• Written exercise: Search the data for the word "drží". Reproduce every line where it is found.

(Records excerpted from a collection)
►

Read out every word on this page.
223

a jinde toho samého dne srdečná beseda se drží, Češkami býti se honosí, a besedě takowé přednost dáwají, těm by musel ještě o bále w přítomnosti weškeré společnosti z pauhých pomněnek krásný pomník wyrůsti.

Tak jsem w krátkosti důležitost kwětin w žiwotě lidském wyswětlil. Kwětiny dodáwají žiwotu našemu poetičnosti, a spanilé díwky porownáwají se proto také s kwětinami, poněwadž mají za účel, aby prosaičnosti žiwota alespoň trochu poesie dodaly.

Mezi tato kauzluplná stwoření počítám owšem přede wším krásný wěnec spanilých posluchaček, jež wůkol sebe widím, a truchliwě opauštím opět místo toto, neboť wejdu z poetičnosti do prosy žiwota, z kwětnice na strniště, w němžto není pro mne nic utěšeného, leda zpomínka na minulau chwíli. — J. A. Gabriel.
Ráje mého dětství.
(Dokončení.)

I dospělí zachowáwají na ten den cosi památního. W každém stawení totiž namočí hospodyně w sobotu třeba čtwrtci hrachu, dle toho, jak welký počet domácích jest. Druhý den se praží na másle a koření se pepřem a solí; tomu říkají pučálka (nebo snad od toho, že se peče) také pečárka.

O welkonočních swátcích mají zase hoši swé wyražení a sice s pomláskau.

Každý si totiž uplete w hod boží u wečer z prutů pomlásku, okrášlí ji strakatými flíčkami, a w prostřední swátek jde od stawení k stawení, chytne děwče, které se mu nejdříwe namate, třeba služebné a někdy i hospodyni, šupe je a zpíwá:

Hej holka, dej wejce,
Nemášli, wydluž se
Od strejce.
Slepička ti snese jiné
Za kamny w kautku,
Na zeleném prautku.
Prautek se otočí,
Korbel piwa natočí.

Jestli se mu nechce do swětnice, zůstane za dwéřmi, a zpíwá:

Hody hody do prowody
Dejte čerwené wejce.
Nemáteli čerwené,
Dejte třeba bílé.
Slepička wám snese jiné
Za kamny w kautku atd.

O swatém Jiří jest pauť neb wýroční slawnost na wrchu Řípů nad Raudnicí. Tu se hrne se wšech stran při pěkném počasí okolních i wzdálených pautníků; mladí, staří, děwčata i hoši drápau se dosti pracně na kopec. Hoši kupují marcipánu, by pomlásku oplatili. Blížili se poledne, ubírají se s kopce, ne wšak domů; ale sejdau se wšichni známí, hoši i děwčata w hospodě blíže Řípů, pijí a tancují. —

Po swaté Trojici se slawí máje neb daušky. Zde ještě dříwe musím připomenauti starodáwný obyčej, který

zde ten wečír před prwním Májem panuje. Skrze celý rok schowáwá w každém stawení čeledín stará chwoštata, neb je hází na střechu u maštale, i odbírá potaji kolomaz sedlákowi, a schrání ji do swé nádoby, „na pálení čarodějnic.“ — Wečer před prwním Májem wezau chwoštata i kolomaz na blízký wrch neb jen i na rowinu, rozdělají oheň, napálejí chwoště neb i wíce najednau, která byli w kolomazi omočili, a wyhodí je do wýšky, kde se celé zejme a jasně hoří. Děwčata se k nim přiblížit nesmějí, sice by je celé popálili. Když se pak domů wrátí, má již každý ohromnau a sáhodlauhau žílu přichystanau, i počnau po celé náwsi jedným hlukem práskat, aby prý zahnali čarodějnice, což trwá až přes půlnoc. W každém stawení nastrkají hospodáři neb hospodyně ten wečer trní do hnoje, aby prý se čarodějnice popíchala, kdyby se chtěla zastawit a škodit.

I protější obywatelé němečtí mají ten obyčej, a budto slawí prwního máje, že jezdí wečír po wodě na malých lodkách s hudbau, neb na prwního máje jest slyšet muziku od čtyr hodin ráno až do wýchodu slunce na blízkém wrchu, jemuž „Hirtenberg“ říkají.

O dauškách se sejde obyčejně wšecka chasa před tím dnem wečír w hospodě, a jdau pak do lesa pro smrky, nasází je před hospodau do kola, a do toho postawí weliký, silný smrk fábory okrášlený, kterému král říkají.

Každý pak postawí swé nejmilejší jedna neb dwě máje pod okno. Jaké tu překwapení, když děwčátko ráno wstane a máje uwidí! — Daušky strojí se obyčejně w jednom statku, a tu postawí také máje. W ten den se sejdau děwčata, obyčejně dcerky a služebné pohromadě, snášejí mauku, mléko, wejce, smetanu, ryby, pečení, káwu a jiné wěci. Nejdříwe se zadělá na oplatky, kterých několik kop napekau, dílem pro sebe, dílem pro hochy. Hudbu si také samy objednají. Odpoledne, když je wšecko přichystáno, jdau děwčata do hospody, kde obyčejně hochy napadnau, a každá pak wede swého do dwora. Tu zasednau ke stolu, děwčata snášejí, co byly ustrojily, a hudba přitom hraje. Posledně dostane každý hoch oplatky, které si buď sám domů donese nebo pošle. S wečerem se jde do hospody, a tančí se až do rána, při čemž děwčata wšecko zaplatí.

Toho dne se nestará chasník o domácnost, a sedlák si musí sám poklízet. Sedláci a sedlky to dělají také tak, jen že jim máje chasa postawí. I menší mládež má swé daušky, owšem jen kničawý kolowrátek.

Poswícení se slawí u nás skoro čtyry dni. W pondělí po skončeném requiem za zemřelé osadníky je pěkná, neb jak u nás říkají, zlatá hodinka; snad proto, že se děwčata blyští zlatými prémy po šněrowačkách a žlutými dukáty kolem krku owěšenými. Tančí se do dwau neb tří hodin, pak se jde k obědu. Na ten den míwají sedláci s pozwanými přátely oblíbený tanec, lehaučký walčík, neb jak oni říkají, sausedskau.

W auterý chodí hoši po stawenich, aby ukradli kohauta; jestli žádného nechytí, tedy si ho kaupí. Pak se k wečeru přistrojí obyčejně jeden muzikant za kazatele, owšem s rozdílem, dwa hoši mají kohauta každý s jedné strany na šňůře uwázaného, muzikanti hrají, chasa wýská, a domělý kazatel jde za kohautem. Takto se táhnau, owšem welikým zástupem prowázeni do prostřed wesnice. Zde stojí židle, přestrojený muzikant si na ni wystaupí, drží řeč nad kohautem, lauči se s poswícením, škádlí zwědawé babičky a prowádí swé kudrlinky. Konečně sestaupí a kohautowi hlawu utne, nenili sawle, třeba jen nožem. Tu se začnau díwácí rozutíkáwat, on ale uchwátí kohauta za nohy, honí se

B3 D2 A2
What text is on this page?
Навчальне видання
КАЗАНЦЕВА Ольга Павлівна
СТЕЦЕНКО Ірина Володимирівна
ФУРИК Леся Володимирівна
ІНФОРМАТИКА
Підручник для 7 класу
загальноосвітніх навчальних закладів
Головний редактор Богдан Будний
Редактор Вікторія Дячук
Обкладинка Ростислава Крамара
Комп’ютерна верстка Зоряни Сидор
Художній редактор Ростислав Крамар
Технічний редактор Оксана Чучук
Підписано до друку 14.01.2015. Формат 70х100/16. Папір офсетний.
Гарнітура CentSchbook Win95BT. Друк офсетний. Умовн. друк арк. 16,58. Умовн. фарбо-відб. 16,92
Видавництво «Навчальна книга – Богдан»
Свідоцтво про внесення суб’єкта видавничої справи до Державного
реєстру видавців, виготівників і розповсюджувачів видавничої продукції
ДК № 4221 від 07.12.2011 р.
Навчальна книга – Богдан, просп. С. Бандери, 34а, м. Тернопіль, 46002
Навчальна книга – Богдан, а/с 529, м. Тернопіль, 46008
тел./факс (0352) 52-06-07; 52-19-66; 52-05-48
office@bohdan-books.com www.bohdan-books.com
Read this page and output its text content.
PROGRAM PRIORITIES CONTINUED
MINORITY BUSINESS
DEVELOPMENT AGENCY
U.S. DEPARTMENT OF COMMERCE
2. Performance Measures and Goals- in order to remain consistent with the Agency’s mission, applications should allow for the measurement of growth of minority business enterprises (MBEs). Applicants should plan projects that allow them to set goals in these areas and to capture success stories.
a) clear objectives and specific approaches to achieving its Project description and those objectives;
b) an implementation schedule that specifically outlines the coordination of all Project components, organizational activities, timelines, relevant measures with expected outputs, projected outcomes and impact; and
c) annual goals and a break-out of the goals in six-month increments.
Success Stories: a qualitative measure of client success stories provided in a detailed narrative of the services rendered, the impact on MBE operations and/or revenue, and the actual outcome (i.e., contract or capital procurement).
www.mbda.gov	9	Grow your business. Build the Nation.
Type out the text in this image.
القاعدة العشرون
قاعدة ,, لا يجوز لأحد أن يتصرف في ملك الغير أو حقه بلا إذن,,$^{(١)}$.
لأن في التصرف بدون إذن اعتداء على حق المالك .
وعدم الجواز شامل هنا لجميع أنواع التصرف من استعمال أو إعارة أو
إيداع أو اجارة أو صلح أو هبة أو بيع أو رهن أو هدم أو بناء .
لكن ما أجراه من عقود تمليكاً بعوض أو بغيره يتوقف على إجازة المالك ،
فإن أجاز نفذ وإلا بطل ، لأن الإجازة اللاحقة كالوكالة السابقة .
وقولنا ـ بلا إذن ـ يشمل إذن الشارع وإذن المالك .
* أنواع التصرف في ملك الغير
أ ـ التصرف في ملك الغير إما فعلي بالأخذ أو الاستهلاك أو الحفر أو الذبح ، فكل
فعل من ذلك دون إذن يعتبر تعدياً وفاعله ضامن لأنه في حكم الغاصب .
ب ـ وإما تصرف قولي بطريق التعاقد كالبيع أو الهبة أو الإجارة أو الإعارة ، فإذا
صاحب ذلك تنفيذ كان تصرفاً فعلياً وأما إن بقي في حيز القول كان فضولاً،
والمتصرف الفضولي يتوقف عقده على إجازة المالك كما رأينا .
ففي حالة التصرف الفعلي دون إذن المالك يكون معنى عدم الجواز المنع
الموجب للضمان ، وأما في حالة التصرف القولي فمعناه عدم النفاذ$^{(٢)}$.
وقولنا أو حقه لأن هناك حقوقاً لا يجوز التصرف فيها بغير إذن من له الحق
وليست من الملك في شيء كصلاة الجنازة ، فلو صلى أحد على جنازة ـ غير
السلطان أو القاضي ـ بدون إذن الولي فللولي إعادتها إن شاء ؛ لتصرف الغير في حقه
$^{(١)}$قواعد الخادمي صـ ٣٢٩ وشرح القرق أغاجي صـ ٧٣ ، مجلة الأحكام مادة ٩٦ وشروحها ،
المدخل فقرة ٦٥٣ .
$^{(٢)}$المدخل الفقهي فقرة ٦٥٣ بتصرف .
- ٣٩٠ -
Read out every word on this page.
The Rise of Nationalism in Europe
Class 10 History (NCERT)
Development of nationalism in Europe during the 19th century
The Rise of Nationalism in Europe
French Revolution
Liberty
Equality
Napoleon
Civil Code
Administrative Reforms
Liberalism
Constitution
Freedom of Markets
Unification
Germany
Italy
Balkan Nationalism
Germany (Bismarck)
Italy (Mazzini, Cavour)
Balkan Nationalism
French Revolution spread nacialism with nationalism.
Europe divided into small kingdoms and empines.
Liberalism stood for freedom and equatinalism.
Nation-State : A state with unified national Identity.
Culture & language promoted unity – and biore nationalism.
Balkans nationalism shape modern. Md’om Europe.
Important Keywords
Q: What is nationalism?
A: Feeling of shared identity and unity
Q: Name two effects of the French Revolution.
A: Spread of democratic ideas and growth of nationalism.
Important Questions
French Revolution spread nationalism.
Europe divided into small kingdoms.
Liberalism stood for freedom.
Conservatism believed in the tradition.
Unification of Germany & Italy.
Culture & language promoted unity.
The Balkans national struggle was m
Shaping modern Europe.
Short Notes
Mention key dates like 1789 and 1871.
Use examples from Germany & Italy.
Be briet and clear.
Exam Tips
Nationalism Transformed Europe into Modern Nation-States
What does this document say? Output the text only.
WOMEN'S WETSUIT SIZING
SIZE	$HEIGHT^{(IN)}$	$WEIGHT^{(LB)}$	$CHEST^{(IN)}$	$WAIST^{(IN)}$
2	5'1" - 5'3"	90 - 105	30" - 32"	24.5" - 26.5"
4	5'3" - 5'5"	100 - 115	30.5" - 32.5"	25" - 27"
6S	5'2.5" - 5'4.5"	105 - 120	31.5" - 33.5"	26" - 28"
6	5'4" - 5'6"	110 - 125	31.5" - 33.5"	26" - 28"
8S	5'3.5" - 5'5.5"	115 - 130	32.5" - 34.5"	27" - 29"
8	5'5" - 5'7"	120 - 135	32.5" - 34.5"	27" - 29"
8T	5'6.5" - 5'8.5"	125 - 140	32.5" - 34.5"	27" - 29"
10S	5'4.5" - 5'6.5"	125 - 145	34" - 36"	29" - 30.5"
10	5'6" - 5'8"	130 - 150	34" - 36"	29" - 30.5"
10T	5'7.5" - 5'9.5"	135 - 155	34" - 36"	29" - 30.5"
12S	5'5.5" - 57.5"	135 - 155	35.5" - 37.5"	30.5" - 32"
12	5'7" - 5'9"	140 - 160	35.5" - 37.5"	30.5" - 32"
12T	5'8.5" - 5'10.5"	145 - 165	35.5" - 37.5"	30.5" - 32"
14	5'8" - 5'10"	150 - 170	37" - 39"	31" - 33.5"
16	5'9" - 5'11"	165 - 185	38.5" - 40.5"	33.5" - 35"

◄

• Answer below:
a jinde toho samého dne srdečná beseda se drží, Češkami býti se honosí, a besedě takowé přednost dáwají, těm by musel ještě o bále w přítomnosti weškeré společnosti z pauhých pomněnek krásný pomník wyrůsti.
W auterý chodí hoši po stawenich, aby ukradli kohauta; jestli žádného nechytí, tedy si ho kaupí. Pak se k wečeru přistrojí obyčejně jeden muzikant za kazatele, owšem s rozdílem, dwa hoši mají kohauta každý s jedné strany na šňůře uwázaného, muzikanti hrají, chasa wýská, a domělý kazatel jde za kohautem. Takto se táhnau, owšem welikým zástupem prowázeni do prostřed wesnice. Zde stojí židle, přestrojený muzikant si na ni wystaupí, drží řeč nad kohautem, lauči se s poswícením, škádlí zwědawé babičky a prowádí swé kudrlinky. Konečně sestaupí a kohautowi hlawu utne, nenili sawle, třeba jen nožem. Tu se začnau díwácí rozutíkáwat, on ale uchwátí kohauta za nohy, honí se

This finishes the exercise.